_USING THE INFORMATION_
[1] Answer these questions from the text on SCADA trend charts, each on its own line and marked like the question:
(a) Which function does the code call once after the loop ends?
(b) How many times is the primary operation carried out?
(c) How does processing time change as the number of data points grows?
[2] For each statement below, say yes or no according to the text on SCADA trend charts, and quote the text's deciding words:
(a) The code renders the chart once for every data point.
(b) The processData function handles one data point.
(c) Processing time grows in a straight line as data points increase.
[3] Go on with the text on SCADA trend charts, starting after its final sentence.

_TEXT UNDER STUDY_
• • • • •

Trend charts and historical data in SCADA systems - Time & Space Complexity
When working with trend charts and historical data in SCADA systems, it is important to understand how the time to process data grows as more data points are added.
We want to know how the system's work changes when the amount of stored data increases.
Analyze the time complexity of the following code snippet.
// Retrieve and process historical data for trend chart
function generateTrendChart(dataPoints) {
for (let i = 0; i < dataPoints.length; i++) {
processData(dataPoints[i]);
}
renderChart();
}
// processData handles one data point
// renderChart draws the chart after processing
This code loops through all stored data points to prepare them for the trend chart, then renders the chart once.
Identify the loops, recursion, array traversals that repeat.
- Primary operation: Loop over all data points to process each one.
- How many times: Exactly once per data point, so as many times as there are data points.
As the number of data points increases, the time to process them grows in a straight line.

• • • • •

_RECORDS PROVIDED_
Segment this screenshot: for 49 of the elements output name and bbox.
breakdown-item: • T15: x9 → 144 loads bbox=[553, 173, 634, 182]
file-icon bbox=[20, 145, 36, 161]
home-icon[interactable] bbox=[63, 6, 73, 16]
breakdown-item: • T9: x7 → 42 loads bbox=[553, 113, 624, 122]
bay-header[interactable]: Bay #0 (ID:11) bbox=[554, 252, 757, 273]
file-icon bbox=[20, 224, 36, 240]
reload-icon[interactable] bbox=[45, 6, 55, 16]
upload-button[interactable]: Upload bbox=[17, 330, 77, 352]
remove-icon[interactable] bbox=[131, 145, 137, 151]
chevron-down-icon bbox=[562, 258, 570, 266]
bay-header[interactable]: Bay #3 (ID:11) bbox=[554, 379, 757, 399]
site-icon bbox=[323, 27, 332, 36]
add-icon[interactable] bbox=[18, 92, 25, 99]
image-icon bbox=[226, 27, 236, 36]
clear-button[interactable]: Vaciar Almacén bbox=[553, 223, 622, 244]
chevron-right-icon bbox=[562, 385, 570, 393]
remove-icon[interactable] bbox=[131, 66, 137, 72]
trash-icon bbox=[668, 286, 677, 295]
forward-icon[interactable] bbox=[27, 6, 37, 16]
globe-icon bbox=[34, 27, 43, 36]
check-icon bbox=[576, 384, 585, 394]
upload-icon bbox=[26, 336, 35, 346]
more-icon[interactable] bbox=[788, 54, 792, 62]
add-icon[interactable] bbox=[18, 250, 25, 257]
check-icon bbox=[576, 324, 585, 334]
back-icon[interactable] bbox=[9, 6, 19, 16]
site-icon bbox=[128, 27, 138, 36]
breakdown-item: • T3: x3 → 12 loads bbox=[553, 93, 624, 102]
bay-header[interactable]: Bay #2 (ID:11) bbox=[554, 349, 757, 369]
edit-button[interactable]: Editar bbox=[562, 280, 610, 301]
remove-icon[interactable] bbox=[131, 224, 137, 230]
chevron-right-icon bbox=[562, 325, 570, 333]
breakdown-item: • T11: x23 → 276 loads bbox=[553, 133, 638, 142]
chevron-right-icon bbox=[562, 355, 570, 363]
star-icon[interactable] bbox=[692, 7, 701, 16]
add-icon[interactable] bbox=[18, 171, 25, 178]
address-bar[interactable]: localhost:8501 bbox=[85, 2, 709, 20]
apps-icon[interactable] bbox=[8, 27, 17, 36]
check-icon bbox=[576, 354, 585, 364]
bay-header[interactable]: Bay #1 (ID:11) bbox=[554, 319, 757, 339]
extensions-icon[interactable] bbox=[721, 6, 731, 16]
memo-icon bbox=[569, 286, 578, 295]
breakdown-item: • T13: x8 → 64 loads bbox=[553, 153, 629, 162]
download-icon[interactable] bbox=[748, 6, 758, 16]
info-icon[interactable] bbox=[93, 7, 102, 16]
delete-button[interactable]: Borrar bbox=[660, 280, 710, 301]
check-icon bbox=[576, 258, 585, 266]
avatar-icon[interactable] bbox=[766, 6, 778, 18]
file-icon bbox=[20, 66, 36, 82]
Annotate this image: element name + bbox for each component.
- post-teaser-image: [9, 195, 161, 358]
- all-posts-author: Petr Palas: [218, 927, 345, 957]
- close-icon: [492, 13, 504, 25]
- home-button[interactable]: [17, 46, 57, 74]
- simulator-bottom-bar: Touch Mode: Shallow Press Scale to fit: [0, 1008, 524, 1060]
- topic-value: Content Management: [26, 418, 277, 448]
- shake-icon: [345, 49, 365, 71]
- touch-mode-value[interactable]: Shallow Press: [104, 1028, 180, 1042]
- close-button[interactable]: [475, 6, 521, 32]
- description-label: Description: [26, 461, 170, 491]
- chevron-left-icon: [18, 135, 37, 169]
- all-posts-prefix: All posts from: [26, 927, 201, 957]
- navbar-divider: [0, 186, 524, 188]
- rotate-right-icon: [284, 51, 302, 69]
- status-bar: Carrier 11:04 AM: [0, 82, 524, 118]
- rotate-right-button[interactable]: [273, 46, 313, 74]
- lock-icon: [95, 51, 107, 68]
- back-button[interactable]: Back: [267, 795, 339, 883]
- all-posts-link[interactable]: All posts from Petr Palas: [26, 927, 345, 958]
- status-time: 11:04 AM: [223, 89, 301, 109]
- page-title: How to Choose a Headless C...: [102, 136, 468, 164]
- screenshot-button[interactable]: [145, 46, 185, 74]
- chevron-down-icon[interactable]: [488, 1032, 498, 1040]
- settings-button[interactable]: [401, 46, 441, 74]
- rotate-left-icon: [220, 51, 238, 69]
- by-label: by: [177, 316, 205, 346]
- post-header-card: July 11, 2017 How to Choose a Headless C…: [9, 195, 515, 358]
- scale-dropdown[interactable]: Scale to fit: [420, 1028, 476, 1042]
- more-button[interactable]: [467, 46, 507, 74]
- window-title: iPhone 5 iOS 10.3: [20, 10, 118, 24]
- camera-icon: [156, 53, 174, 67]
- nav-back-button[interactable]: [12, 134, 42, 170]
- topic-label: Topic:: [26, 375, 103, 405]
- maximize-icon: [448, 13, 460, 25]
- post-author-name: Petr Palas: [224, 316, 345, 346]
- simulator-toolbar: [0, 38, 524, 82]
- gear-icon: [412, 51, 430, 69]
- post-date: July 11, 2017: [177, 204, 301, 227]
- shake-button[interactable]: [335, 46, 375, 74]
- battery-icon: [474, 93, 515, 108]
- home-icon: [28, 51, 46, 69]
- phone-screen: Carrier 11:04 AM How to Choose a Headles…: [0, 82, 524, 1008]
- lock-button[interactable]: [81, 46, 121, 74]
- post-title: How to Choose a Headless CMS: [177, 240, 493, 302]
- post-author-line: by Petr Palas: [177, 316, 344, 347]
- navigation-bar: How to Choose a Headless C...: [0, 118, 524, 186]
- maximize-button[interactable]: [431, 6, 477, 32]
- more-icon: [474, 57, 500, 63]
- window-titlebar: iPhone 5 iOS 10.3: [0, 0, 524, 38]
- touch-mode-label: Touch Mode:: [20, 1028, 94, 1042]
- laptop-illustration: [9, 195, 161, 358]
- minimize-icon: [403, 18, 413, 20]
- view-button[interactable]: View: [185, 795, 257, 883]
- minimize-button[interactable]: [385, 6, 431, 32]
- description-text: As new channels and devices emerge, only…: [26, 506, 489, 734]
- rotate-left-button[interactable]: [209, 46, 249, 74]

• • • • •

_ANSWERS TO EACH TASK_
[1]
(a) renderChart()
(b) Exactly once per data point, so as many times as there are data points.
(c) It grows in a straight line.

[2]
(a) No: "then renders the chart once."
(b) Yes: "processData handles one data point"
(c) Yes: "As the number of data points increases, the time to process them grows in a straight line."

[3]
| Input Size (n) | Approx. Operations |
|---|---|
| 10 | 10 processing steps |
| 100 | 100 processing steps |
| 1000 | 1000 processing steps |
Pattern observation: Doubling the data points roughly doubles the work needed.
Time Complexity: O(n)
This means the time to prepare the trend chart grows directly with the number of data points.
[X] Wrong: "Processing historical data takes the same time no matter how many points there are."
[OK] Correct: Each data point must be handled, so more points mean more work and more time.
Understanding how data size affects processing time is a key skill for working with SCADA systems and real-time monitoring tools.
What if we cached processed data points instead of processing all every time? How would the time complexity change?